What the task asks: Lines that hold the word "Боденъ" should be located and copied.

Material provided:
§

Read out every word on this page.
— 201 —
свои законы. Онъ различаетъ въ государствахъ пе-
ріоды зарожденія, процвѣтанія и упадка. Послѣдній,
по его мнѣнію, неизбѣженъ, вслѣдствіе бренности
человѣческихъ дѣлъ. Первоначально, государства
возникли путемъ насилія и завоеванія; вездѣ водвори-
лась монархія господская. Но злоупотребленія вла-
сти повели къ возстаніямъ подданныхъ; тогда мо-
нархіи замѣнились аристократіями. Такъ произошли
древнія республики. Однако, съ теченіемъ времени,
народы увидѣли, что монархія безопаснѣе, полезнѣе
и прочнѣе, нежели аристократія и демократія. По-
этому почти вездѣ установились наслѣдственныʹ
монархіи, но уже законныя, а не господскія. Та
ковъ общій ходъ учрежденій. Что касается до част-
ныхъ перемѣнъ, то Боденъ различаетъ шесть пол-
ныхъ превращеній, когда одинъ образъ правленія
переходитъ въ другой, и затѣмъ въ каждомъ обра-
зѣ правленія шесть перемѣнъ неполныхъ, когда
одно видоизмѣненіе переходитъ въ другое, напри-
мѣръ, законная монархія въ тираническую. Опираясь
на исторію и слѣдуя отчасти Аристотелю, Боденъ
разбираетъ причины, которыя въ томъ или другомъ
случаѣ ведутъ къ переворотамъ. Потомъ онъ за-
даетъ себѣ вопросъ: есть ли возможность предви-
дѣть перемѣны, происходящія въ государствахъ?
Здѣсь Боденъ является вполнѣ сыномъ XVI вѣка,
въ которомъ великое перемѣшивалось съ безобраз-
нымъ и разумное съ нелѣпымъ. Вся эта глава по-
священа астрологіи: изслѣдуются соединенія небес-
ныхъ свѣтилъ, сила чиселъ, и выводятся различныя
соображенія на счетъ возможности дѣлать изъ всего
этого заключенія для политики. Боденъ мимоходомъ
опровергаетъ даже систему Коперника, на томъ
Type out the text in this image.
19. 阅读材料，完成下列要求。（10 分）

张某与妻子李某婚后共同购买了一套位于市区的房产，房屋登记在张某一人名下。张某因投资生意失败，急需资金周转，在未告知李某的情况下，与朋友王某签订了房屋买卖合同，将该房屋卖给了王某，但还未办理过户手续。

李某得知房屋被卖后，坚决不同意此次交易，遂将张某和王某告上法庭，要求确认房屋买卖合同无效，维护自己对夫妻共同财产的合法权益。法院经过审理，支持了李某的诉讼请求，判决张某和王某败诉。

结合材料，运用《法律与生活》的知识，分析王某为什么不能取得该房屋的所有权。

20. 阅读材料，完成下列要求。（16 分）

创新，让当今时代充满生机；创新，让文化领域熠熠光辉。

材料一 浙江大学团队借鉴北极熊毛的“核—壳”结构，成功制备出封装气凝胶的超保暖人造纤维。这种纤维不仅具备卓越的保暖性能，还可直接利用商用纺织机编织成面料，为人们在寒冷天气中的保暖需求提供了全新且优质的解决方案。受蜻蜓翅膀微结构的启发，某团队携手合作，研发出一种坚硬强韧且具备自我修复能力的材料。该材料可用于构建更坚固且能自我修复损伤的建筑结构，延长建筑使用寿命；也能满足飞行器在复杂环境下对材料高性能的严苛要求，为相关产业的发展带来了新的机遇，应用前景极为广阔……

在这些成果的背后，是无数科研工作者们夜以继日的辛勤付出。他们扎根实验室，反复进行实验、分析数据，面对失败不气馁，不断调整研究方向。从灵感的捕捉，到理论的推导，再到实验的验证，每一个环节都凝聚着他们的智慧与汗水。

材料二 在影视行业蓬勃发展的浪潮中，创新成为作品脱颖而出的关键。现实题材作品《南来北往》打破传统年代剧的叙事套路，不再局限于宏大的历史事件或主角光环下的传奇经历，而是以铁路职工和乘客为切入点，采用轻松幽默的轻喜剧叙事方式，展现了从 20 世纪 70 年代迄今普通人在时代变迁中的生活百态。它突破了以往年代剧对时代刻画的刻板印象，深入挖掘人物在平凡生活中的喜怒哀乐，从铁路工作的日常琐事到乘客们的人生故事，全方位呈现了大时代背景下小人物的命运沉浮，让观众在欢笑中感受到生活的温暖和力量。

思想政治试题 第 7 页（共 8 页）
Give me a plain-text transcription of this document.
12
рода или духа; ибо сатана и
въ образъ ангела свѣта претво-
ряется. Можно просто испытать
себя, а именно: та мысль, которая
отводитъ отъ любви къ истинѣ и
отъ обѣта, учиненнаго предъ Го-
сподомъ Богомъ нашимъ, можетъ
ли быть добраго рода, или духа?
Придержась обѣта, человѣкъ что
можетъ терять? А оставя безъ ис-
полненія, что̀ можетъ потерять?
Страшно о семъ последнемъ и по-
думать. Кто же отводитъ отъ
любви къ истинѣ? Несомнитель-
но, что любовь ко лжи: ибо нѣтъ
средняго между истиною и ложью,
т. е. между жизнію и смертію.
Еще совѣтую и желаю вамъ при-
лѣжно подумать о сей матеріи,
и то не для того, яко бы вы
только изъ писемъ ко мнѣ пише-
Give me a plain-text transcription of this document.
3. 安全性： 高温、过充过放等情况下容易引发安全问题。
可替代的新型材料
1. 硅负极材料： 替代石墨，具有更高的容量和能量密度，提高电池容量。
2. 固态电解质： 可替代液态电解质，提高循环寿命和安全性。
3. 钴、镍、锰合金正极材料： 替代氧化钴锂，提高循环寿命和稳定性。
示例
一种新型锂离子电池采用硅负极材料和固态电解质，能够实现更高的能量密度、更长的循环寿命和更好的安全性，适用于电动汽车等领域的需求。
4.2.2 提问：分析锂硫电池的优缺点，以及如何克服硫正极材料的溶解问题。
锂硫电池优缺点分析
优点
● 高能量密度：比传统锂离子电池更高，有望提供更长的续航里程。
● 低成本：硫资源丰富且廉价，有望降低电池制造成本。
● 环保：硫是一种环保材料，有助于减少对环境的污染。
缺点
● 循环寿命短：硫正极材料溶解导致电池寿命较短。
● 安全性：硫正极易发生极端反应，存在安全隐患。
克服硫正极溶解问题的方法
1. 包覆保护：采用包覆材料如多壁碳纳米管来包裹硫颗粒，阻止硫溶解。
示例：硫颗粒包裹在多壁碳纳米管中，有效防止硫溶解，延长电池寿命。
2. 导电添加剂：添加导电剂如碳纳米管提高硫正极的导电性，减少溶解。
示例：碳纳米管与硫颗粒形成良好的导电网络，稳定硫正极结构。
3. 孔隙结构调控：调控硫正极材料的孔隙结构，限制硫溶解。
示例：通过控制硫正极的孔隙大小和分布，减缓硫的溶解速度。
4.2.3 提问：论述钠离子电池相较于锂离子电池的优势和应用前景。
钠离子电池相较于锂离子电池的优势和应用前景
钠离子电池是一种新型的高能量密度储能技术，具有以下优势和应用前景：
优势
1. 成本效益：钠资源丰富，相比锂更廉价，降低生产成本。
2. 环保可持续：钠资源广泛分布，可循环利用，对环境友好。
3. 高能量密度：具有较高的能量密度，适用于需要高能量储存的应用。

§

Complete answer:
ныхъ перемѣнъ, то Боденъ различаетъ шесть пол-
на исторію и слѣдуя отчасти Аристотелю, Боденъ
Здѣсь Боденъ является вполнѣ сыномъ XVI вѣка,
этого заключенія для политики. Боденъ мимоходомъ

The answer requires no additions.